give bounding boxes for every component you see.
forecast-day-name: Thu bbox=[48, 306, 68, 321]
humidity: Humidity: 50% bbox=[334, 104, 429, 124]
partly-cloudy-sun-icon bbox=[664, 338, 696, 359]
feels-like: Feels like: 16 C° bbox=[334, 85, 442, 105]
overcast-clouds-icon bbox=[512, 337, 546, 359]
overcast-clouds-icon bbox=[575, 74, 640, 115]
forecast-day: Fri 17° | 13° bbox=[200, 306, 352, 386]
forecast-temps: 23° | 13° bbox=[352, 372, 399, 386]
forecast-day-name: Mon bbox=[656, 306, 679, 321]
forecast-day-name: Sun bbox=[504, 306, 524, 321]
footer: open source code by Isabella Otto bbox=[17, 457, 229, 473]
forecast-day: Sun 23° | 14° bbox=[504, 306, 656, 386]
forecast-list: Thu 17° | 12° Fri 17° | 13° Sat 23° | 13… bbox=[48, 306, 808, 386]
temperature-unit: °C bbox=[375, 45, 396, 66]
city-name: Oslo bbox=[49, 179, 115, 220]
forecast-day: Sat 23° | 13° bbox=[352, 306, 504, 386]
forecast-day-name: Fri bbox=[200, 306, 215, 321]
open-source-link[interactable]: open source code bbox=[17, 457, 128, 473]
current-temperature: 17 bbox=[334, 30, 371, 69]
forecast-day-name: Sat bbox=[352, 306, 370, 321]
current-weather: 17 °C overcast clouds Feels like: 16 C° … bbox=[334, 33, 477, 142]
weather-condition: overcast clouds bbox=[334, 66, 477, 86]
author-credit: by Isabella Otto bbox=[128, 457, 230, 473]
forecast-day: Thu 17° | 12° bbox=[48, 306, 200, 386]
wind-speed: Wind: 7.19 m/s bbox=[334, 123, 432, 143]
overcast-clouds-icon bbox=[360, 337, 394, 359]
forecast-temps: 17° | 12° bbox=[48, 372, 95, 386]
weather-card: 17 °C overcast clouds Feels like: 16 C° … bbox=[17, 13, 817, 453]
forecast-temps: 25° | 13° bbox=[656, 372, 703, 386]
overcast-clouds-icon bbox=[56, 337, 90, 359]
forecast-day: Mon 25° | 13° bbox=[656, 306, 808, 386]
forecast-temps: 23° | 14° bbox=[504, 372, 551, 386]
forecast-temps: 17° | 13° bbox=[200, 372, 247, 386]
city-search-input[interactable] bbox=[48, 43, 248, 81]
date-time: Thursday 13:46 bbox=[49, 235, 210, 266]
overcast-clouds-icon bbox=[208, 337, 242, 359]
——
_Task to carry out_.
Rewrite the stretch from the start of the data through the line containing "forecast-day-name: Sat bbox=[352, 306, 370, 321]", putting "cloud-icon" wherever "overcast-clouds-icon" appears and keeping everything else the same.

_Task solution_.
give bounding boxes for every component you see.
forecast-day-name: Thu bbox=[48, 306, 68, 321]
humidity: Humidity: 50% bbox=[334, 104, 429, 124]
partly-cloudy-sun-icon bbox=[664, 338, 696, 359]
feels-like: Feels like: 16 C° bbox=[334, 85, 442, 105]
cloud-icon bbox=[512, 337, 546, 359]
cloud-icon bbox=[575, 74, 640, 115]
forecast-day: Fri 17° | 13° bbox=[200, 306, 352, 386]
forecast-temps: 23° | 13° bbox=[352, 372, 399, 386]
forecast-day-name: Mon bbox=[656, 306, 679, 321]
forecast-day-name: Sun bbox=[504, 306, 524, 321]
footer: open source code by Isabella Otto bbox=[17, 457, 229, 473]
forecast-day: Sun 23° | 14° bbox=[504, 306, 656, 386]
forecast-list: Thu 17° | 12° Fri 17° | 13° Sat 23° | 13… bbox=[48, 306, 808, 386]
temperature-unit: °C bbox=[375, 45, 396, 66]
city-name: Oslo bbox=[49, 179, 115, 220]
forecast-day: Sat 23° | 13° bbox=[352, 306, 504, 386]
forecast-day-name: Fri bbox=[200, 306, 215, 321]
open-source-link[interactable]: open source code bbox=[17, 457, 128, 473]
current-temperature: 17 bbox=[334, 30, 371, 69]
forecast-day-name: Sat bbox=[352, 306, 370, 321]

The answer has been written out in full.